● **Work to do**: Please quote the listing below, from the line holding "- rank-tick: [909, 476, 911, 493]" through the line holding "- svg-text:10: 10: [259, 989, 272, 1001]", both included.

═══ Task material

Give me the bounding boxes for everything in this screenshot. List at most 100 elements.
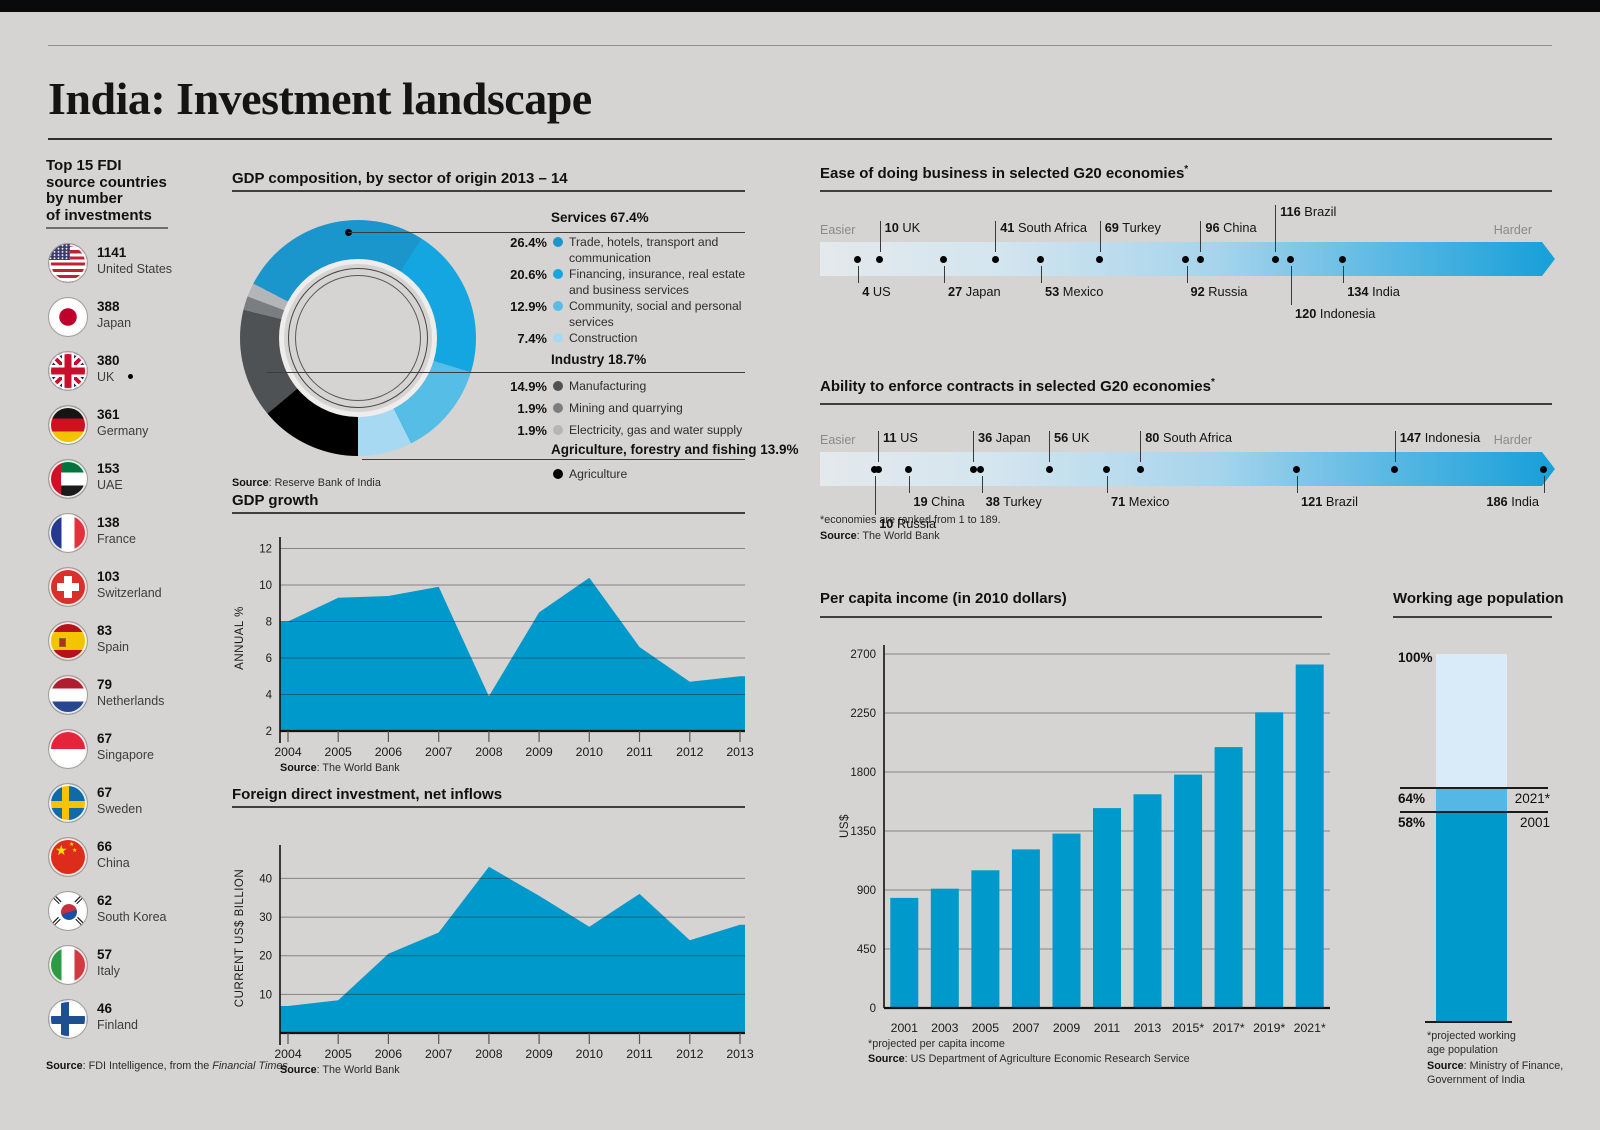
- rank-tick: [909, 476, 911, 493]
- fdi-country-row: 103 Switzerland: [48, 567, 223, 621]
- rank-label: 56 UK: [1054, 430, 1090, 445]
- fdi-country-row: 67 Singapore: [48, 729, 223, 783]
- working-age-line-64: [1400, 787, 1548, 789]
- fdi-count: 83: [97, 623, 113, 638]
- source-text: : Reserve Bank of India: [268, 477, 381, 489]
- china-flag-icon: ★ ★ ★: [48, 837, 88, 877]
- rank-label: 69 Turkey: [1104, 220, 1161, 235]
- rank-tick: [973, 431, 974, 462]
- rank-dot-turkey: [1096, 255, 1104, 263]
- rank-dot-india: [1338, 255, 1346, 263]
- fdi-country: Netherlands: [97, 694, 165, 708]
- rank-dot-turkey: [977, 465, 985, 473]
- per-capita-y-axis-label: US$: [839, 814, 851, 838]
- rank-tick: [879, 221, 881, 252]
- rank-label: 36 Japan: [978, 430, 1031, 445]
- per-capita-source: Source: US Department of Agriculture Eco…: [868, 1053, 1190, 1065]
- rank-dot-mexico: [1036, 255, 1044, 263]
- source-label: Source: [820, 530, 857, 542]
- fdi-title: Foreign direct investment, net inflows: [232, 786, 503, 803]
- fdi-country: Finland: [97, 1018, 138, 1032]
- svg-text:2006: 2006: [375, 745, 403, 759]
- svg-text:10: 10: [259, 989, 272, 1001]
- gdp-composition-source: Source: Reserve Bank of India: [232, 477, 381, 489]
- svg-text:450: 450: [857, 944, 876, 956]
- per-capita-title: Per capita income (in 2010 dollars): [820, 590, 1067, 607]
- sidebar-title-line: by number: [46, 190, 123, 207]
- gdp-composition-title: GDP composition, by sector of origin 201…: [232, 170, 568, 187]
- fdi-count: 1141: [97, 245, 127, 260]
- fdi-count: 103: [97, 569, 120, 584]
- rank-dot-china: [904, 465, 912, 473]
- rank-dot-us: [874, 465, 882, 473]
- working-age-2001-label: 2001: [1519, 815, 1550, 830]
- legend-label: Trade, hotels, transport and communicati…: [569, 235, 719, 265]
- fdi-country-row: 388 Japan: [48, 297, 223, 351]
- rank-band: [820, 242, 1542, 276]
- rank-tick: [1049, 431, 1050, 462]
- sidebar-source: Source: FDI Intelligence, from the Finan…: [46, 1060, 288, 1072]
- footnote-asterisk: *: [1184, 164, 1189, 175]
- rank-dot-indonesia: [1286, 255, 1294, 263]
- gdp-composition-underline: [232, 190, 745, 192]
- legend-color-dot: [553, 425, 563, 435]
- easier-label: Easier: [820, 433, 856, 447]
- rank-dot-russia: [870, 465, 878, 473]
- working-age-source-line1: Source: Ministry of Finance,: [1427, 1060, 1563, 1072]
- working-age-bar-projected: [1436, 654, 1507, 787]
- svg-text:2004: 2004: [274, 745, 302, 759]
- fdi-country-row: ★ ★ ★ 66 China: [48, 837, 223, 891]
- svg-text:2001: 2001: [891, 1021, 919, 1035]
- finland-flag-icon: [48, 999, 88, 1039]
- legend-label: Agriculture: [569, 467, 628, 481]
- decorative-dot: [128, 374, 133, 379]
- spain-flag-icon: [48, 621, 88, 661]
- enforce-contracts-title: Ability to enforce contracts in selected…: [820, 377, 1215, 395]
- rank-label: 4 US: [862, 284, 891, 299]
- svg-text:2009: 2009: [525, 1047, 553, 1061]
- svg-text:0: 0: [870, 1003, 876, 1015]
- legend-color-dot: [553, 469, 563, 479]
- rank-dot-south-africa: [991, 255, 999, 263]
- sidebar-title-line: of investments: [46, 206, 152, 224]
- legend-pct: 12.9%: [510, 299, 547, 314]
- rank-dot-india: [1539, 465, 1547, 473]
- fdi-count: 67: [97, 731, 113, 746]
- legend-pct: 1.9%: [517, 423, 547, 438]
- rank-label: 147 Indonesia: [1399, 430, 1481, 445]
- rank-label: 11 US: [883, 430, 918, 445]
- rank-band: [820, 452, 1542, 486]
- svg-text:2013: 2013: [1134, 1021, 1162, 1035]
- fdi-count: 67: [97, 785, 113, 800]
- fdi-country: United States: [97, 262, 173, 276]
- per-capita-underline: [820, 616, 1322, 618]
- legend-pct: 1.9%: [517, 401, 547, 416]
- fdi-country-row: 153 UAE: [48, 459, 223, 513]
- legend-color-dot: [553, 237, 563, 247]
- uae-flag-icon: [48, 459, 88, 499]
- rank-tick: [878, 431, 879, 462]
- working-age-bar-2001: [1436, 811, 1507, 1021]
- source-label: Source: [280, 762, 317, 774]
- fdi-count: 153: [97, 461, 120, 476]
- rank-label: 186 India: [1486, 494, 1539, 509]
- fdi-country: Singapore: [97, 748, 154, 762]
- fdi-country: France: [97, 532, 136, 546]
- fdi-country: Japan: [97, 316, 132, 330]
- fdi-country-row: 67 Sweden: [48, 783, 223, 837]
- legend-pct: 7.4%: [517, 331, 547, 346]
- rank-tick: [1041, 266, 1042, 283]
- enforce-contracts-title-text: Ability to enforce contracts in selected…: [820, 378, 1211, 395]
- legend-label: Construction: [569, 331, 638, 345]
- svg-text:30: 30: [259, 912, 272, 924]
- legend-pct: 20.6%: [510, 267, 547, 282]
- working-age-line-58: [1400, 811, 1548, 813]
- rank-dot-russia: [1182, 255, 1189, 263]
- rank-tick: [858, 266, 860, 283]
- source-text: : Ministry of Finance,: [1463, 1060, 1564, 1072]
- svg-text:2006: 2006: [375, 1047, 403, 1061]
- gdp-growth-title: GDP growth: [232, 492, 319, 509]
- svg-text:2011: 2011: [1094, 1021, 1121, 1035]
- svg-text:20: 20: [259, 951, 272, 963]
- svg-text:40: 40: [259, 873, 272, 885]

══════
═══ Task material

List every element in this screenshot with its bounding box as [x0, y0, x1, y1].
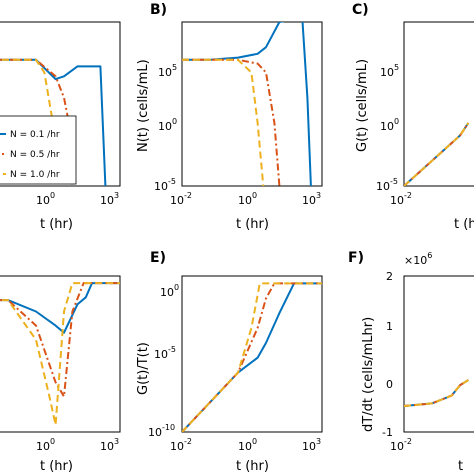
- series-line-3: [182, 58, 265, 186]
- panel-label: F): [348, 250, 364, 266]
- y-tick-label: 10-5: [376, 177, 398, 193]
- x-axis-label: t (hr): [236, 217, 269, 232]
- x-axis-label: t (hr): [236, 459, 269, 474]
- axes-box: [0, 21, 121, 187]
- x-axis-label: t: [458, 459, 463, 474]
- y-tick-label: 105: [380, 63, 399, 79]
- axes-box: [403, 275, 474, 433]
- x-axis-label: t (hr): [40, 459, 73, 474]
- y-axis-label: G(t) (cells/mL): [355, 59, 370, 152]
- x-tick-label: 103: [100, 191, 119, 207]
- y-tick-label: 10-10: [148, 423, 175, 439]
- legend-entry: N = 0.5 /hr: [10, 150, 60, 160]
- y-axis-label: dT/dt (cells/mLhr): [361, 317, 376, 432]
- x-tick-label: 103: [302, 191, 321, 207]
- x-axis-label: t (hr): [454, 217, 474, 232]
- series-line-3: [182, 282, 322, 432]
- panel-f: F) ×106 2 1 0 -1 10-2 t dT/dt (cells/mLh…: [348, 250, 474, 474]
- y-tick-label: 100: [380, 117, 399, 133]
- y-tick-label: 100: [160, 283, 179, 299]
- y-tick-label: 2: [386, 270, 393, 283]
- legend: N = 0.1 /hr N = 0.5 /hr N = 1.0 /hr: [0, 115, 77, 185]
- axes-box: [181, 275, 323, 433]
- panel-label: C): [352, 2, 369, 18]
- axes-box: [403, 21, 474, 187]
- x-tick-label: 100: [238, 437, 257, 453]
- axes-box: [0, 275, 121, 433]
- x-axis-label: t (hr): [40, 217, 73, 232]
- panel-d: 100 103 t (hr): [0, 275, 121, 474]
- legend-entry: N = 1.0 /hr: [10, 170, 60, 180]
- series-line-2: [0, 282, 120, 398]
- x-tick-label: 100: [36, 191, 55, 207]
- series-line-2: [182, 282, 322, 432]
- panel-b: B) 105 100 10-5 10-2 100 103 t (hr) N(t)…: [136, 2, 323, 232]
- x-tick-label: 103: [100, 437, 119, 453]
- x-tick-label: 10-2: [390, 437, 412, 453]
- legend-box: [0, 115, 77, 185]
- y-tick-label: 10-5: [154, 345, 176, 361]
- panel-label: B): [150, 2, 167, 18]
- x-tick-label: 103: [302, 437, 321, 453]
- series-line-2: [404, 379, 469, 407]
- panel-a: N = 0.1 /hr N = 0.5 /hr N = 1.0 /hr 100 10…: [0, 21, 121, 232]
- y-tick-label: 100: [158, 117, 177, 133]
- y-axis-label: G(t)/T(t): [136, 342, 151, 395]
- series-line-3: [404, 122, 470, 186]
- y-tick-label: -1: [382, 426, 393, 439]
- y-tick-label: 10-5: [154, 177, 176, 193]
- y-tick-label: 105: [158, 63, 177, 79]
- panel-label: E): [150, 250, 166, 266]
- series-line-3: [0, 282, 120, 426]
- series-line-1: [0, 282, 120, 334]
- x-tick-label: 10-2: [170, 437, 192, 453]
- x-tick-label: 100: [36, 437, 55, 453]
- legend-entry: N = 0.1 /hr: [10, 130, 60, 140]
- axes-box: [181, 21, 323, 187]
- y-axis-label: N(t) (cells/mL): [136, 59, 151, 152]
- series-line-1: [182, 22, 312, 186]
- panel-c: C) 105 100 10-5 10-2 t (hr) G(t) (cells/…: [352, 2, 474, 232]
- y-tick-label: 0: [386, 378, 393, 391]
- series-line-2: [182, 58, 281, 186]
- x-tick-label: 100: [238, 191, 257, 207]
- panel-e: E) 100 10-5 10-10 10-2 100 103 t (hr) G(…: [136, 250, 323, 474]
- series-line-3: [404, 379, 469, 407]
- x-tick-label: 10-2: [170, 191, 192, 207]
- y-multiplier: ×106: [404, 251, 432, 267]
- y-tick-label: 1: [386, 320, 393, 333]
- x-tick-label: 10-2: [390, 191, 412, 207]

══════

● **The reply**:
- rank-tick: [909, 476, 911, 493]
- fdi-country-row: 103 Switzerland: [48, 567, 223, 621]
- rank-label: 56 UK: [1054, 430, 1090, 445]
- fdi-country-row: 67 Singapore: [48, 729, 223, 783]
- working-age-line-64: [1400, 787, 1548, 789]
- fdi-count: 83: [97, 623, 113, 638]
- source-text: : Reserve Bank of India: [268, 477, 381, 489]
- china-flag-icon: ★ ★ ★: [48, 837, 88, 877]
- rank-label: 69 Turkey: [1104, 220, 1161, 235]
- rank-tick: [973, 431, 974, 462]
- rank-dot-turkey: [1096, 255, 1104, 263]
- rank-dot-india: [1338, 255, 1346, 263]
- fdi-country: Netherlands: [97, 694, 165, 708]
- rank-dot-turkey: [977, 465, 985, 473]
- per-capita-y-axis-label: US$: [839, 814, 851, 838]
- rank-tick: [879, 221, 881, 252]
- rank-label: 36 Japan: [978, 430, 1031, 445]
- per-capita-source: Source: US Department of Agriculture Eco…: [868, 1053, 1190, 1065]
- rank-dot-mexico: [1036, 255, 1044, 263]
- source-label: Source: [820, 530, 857, 542]
- fdi-title: Foreign direct investment, net inflows: [232, 786, 503, 803]
- fdi-country: Finland: [97, 1018, 138, 1032]
- svg-text:2006: 2006: [375, 745, 403, 759]
- svg-text:10: 10: [259, 989, 272, 1001]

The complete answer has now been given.